Exercise requirements:
Identify the lines bearing the string "ありがとうございます" and gather them.

╭──

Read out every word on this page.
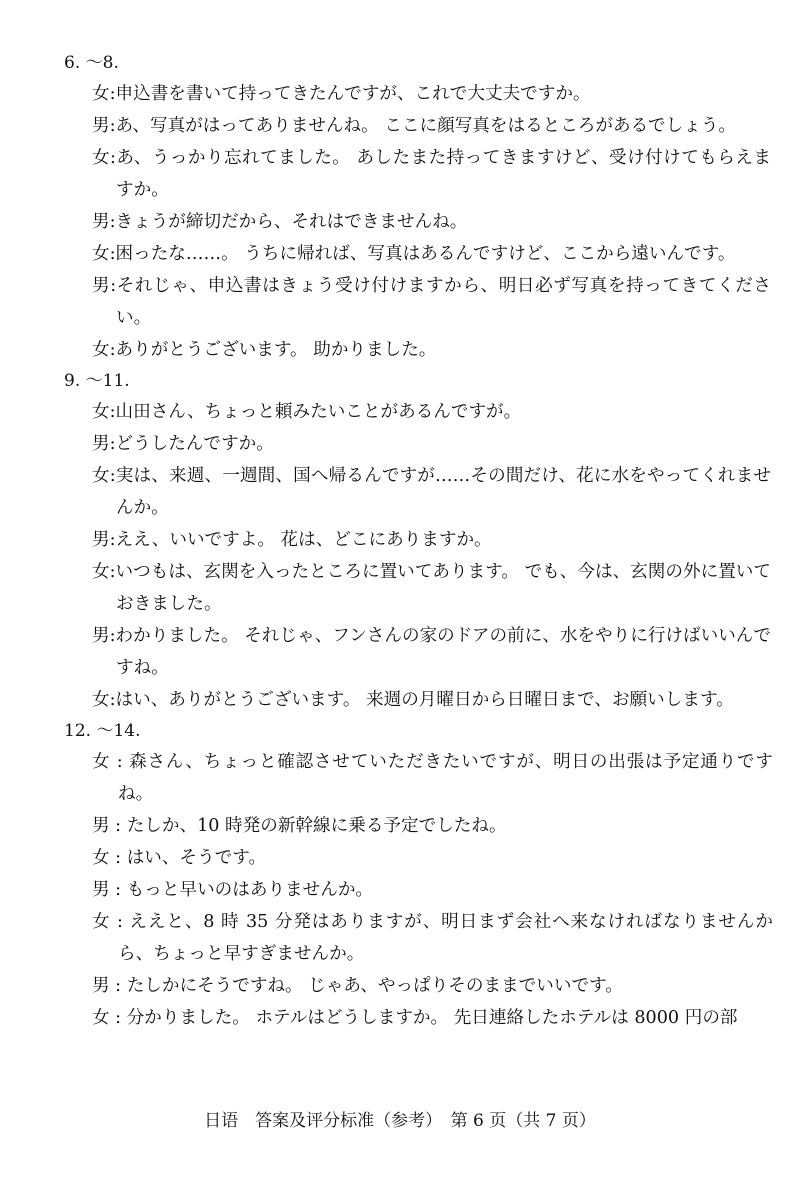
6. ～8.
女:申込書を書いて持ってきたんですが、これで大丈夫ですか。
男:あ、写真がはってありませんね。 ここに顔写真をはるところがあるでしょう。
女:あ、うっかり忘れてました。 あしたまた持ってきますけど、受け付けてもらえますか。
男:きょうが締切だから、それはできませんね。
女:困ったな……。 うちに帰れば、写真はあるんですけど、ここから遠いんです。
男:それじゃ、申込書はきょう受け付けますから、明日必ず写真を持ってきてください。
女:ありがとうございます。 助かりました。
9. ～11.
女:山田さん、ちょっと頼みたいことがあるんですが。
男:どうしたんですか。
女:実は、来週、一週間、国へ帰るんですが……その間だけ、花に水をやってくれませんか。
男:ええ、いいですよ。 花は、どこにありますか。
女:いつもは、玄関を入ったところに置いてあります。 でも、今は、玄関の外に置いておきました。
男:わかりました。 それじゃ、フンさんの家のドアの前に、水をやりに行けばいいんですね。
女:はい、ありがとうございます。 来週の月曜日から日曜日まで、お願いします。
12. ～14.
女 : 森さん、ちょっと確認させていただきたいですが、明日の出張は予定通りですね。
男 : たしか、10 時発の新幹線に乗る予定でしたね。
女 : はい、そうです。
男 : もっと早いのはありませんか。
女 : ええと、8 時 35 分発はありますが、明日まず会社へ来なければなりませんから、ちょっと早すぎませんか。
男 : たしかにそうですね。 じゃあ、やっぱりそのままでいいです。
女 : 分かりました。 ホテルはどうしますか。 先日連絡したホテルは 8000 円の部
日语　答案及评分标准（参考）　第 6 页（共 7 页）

╰──

Result of this task:
女:ありがとうございます。 助かりました。
女:はい、ありがとうございます。 来週の月曜日から日曜日まで、お願いします。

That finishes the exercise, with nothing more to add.